**Records provided:**
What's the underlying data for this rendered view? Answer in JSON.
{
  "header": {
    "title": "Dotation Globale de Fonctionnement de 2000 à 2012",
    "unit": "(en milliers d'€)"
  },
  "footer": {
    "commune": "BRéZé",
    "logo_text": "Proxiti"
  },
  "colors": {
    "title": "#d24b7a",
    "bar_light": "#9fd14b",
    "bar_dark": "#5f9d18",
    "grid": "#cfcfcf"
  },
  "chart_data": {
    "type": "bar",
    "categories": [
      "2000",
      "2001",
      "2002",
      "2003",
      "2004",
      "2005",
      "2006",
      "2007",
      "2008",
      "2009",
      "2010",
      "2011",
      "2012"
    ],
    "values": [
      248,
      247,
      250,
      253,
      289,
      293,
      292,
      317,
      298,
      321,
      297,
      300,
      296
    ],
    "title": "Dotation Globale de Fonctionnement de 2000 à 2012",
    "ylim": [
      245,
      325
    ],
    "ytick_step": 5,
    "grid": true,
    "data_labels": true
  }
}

**Exercise objective:**
Reproduce the entries above exactly.

**The completed task:**
What's the underlying data for this rendered view? Answer in JSON.
{
  "header": {
    "title": "Dotation Globale de Fonctionnement de 2000 à 2012",
    "unit": "(en milliers d'€)"
  },
  "footer": {
    "commune": "BRéZé",
    "logo_text": "Proxiti"
  },
  "colors": {
    "title": "#d24b7a",
    "bar_light": "#9fd14b",
    "bar_dark": "#5f9d18",
    "grid": "#cfcfcf"
  },
  "chart_data": {
    "type": "bar",
    "categories": [
      "2000",
      "2001",
      "2002",
      "2003",
      "2004",
      "2005",
      "2006",
      "2007",
      "2008",
      "2009",
      "2010",
      "2011",
      "2012"
    ],
    "values": [
      248,
      247,
      250,
      253,
      289,
      293,
      292,
      317,
      298,
      321,
      297,
      300,
      296
    ],
    "title": "Dotation Globale de Fonctionnement de 2000 à 2012",
    "ylim": [
      245,
      325
    ],
    "ytick_step": 5,
    "grid": true,
    "data_labels": true
  }
}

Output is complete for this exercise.